GIVEN REQUEST
Go through the records and copy each line where the word "Bouillaud" occurs.
## START RECORDS FOR THIS TASK
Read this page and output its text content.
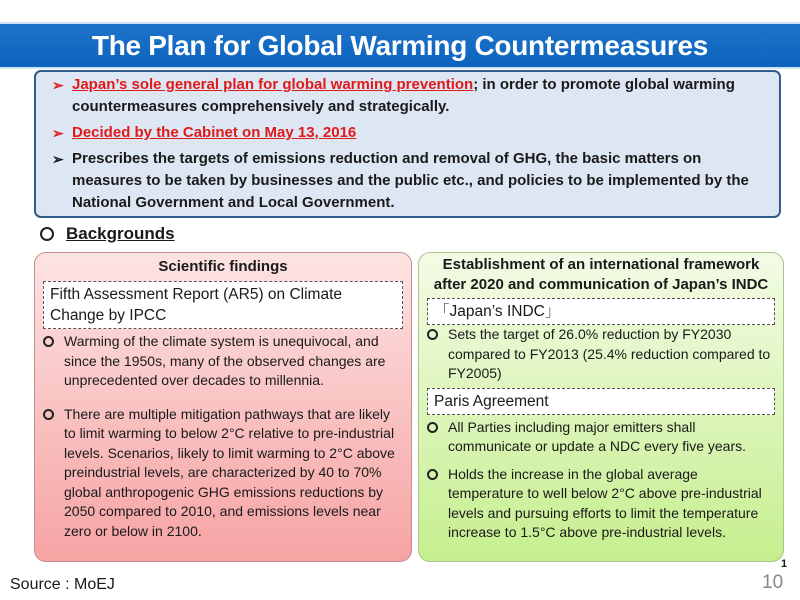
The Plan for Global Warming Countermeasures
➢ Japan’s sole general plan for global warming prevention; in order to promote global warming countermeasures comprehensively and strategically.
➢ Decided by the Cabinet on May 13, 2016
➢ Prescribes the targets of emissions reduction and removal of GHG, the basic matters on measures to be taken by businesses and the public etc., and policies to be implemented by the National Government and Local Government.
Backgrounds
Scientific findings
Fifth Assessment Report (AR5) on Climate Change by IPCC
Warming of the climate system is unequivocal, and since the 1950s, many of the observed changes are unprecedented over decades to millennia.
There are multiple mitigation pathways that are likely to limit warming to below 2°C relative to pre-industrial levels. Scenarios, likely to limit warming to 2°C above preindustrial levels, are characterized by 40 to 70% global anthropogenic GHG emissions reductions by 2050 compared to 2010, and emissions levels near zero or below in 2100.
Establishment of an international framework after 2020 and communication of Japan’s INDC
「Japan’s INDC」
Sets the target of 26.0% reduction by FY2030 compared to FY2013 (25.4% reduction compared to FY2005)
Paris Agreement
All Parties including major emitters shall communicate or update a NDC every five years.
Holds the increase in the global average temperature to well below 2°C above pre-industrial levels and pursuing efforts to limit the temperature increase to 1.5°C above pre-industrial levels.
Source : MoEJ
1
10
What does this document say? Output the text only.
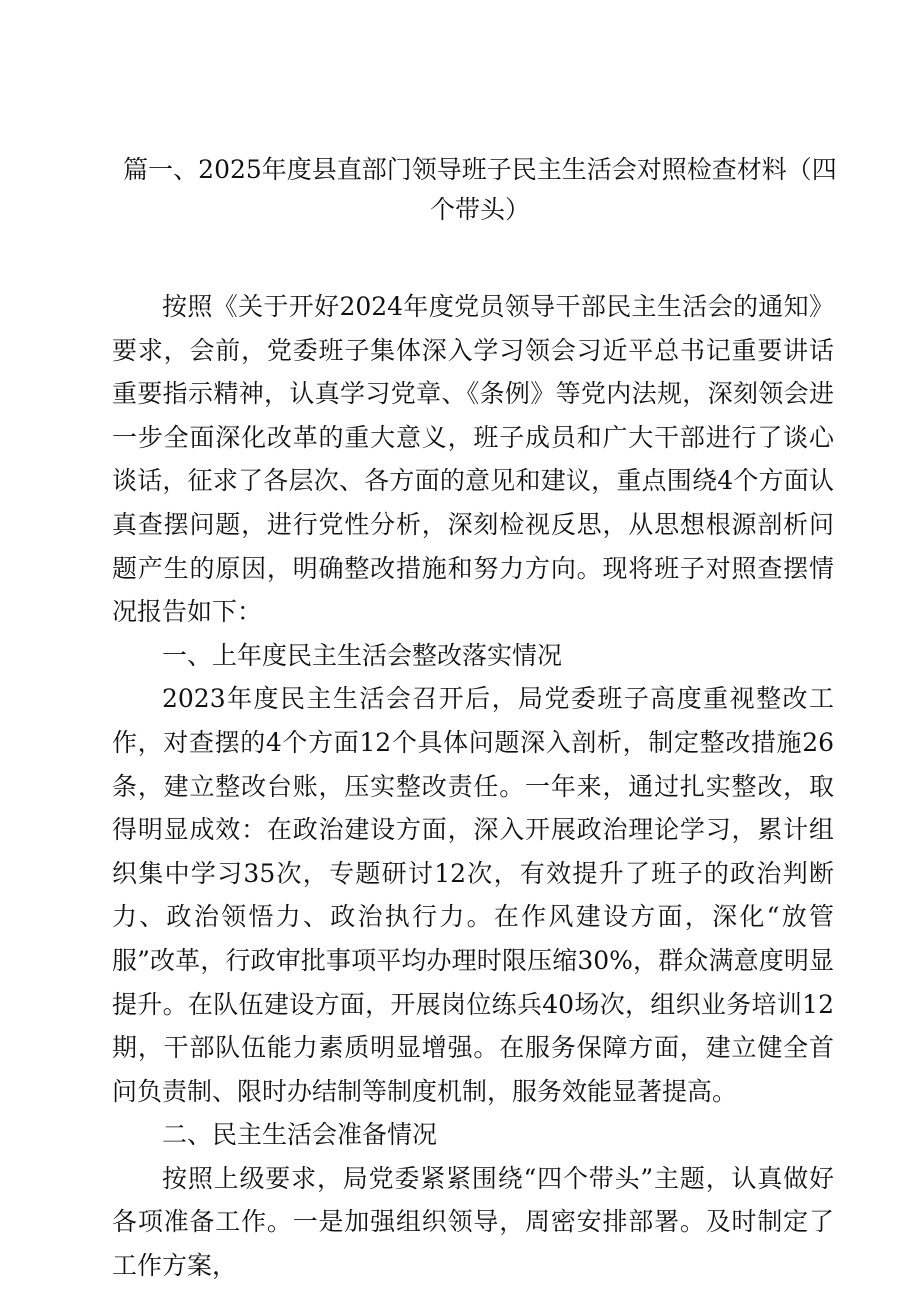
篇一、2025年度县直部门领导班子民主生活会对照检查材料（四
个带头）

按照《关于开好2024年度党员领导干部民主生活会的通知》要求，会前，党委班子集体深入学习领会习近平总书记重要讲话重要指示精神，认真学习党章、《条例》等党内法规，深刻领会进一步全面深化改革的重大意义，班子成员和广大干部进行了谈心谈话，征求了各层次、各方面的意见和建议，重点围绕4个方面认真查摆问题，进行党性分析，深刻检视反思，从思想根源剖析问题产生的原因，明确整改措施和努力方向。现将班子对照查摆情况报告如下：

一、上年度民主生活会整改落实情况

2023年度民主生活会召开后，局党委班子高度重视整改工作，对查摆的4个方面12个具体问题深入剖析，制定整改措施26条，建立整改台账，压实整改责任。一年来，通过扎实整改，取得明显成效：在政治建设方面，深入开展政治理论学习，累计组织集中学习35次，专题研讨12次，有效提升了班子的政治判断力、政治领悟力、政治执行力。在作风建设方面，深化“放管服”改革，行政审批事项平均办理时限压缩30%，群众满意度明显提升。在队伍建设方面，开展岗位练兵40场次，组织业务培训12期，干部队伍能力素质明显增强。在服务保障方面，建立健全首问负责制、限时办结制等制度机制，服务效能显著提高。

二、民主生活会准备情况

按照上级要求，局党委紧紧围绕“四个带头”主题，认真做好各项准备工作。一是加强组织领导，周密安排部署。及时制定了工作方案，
## END RECORDS FOR THIS TASK
## START RECORDS FOR THIS TASK
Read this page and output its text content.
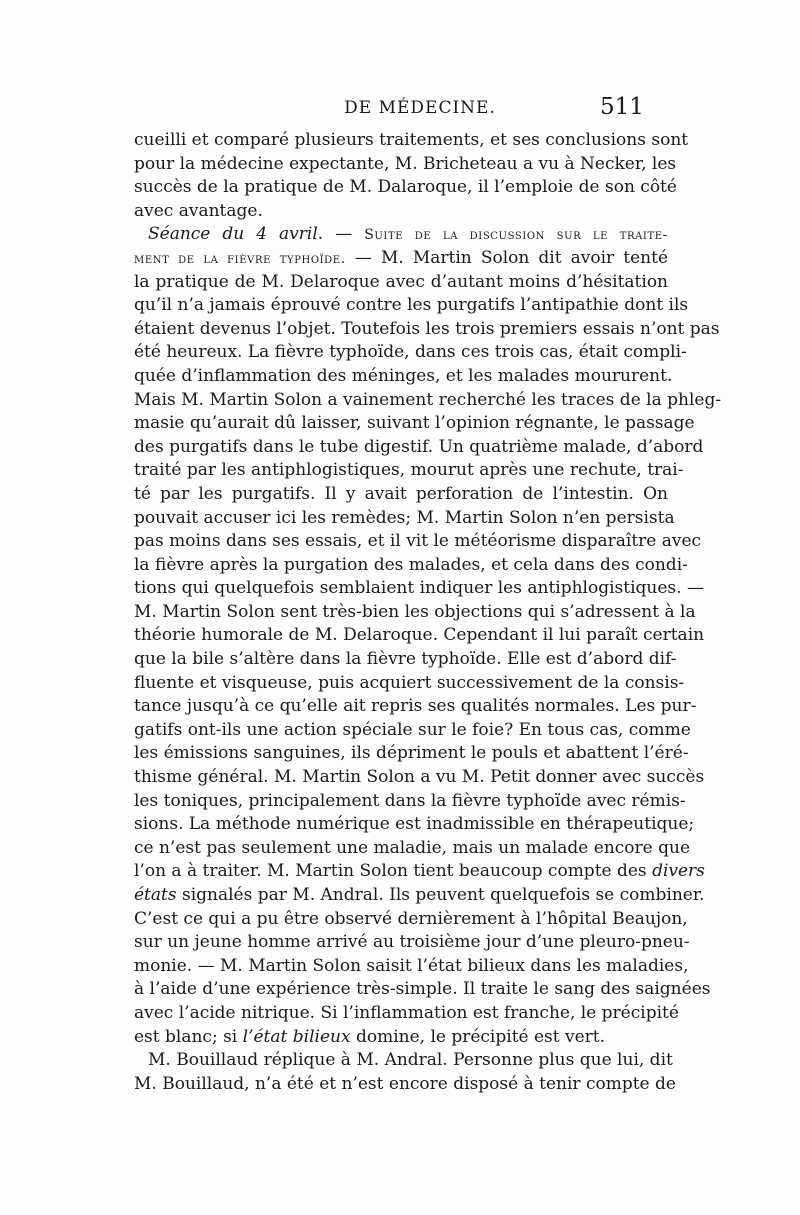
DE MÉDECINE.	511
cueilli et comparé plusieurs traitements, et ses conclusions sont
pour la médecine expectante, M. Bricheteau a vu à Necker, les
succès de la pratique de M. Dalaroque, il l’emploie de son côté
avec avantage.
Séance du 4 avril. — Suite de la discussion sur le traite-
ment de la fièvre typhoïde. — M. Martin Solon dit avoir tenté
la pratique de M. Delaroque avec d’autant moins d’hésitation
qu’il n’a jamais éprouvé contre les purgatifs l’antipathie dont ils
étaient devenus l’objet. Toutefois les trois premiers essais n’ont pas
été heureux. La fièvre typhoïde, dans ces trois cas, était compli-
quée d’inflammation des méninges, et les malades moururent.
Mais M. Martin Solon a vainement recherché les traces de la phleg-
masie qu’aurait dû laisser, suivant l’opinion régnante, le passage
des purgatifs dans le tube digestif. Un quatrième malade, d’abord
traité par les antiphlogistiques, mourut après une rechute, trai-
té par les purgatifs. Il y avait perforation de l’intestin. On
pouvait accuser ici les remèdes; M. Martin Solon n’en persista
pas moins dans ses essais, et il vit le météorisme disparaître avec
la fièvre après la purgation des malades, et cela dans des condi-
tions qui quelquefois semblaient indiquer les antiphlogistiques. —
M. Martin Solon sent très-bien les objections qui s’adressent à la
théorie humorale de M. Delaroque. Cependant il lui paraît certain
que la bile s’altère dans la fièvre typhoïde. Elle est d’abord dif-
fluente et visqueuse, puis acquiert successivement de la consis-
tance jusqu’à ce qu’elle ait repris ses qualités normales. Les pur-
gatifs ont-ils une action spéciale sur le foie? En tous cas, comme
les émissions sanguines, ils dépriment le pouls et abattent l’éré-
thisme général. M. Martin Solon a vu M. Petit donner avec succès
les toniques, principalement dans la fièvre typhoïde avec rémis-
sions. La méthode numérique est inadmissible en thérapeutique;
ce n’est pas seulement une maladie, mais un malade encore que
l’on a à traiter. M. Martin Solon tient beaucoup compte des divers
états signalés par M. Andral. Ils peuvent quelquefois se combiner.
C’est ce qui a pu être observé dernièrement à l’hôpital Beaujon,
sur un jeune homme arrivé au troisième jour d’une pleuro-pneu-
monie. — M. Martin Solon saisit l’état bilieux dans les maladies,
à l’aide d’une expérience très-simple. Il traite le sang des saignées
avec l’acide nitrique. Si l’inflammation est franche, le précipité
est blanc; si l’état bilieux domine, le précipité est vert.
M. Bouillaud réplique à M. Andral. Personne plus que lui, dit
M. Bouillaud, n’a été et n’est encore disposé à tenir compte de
## END RECORDS FOR THIS TASK
RESPONSE BELOW
M. Bouillaud réplique à M. Andral. Personne plus que lui, dit
M. Bouillaud, n’a été et n’est encore disposé à tenir compte de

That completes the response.